* **Artigo**:
• • • •
Vida que segue – Erlon Paschoal lança nova peça

Escolher o caminho é preciso

Por Gilberto Gouma

A peça Vida que segue, de Erlon José Paschoal, apresenta-se como um retrato contundente e atualíssimo dos conflitos e das contradições que permeiam a vida em família na contemporaneidade. De forma habilidosa, o autor constrói um universo familiar de classe média em que nenhum laço afetivo consegue se desprender por completo das tensões sociais, políticas e econômicas em curso na sociedade. Ao mergulharmos neste texto, percebemos a engenhosidade de uma carpintaria teatral que amarra com destreza cada diálogo, cada cena, sustentada por um embate contínuo entre personagens que, aparentemente, poderiam estar em qualquer lar brasileiro.

A urdidura dramática aposta em diálogos fluidos, com expressões cotidianas críveis, que ao mesmo tempo nos prendem e convidam à reflexão. Através das onze cenas, cada fala revela uma faceta do nosso tempo: machismo, preconceito, homofobia, aporofobia, hipocrisia religiosa, consumismo e desrespeito, que fazem emergir uma crítica social potente e necessária. Embora muitas das discussões pareçam emergir de questões “corriqueiras” – como reclamações de gastos, divergências de opinião política ou disputas sobre sexo e afeto – logo se percebe que, no fundo, os personagens encenam um microcosmo da sociedade. É ali, naquele ambiente doméstico, que se configuram as estruturas de poder e de submissão, a exposição de carências afetivas, bem como as distorções e os valores materialistas tão presentes em nossa época.
• • • •
* **Lista de registros**:
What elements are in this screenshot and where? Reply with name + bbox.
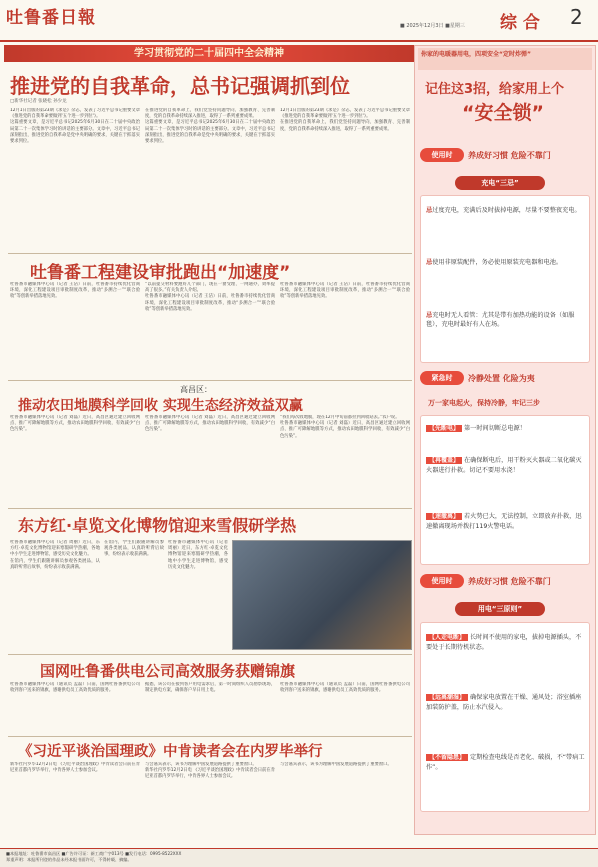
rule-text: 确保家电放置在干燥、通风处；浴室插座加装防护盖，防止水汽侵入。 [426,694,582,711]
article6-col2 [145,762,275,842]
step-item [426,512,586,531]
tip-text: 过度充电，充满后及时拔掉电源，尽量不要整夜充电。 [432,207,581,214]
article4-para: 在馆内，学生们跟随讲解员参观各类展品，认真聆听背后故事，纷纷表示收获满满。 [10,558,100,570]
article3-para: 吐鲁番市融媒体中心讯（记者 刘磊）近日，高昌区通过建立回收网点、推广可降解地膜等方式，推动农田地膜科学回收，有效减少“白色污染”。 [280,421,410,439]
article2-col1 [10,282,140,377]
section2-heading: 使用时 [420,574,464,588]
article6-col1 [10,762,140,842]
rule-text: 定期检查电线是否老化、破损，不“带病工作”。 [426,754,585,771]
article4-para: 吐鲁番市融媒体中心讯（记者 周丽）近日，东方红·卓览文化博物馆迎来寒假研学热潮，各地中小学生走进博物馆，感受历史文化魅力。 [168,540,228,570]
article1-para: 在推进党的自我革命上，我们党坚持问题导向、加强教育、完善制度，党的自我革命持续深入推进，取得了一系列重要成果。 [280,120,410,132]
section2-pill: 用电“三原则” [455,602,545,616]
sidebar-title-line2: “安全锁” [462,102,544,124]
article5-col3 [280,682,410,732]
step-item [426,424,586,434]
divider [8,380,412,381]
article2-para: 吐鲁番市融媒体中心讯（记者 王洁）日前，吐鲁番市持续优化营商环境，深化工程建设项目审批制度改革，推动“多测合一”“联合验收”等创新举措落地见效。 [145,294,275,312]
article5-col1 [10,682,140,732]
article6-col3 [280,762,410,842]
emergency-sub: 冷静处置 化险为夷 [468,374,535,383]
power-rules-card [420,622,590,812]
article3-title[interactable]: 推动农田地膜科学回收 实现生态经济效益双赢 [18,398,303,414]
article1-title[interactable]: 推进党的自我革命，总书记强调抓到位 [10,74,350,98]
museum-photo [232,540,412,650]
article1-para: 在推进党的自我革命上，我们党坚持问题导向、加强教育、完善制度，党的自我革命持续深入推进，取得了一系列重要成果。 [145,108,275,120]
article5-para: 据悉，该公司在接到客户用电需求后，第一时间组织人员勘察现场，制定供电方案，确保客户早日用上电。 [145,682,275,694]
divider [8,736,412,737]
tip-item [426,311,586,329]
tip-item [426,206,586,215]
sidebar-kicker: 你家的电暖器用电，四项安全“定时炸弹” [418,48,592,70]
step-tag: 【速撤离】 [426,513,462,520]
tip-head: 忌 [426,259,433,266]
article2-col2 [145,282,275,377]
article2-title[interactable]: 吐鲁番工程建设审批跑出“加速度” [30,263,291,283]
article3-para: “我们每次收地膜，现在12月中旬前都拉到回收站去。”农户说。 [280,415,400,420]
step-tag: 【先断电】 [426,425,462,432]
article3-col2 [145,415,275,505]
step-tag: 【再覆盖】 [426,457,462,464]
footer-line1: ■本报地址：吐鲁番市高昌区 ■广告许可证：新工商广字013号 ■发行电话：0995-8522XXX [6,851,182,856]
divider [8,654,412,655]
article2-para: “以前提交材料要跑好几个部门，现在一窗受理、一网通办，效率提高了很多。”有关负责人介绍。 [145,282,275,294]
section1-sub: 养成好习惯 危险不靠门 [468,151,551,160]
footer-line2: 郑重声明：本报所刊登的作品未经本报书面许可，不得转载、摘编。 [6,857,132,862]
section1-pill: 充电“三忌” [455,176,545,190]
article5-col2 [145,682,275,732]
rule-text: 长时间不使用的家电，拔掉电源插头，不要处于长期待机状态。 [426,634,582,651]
• • • •
* **Lista de tarefas**:
1/ Responda, com base no artigo sobre a peça Vida que segue:
(a) Qual é o nome completo do autor da peça?
(b) Quantas cenas tem a peça?
(c) De que classe social é a família retratada?
2/ Transcreva do artigo o trecho que começa em "Vida que segue –" e termina em "qualquer lar brasileiro.".
3/ Segundo o artigo, cada fala da peça revela uma faceta do nosso tempo. Liste todas essas facetas.

* **Respostas completas**:
1/
(a) Erlon José Paschoal.
(b) Onze cenas.
(c) Classe média.

2/
Vida que segue – Erlon Paschoal lança nova peça

Escolher o caminho é preciso

Por Gilberto Gouma

A peça Vida que segue, de Erlon José Paschoal, apresenta-se como um retrato contundente e atualíssimo dos conflitos e das contradições que permeiam a vida em família na contemporaneidade. De forma habilidosa, o autor constrói um universo familiar de classe média em que nenhum laço afetivo consegue se desprender por completo das tensões sociais, políticas e econômicas em curso na sociedade. Ao mergulharmos neste texto, percebemos a engenhosidade de uma carpintaria teatral que amarra com destreza cada diálogo, cada cena, sustentada por um embate contínuo entre personagens que, aparentemente, poderiam estar em qualquer lar brasileiro.

3/ Machismo, preconceito, homofobia, aporofobia, hipocrisia religiosa, consumismo e desrespeito.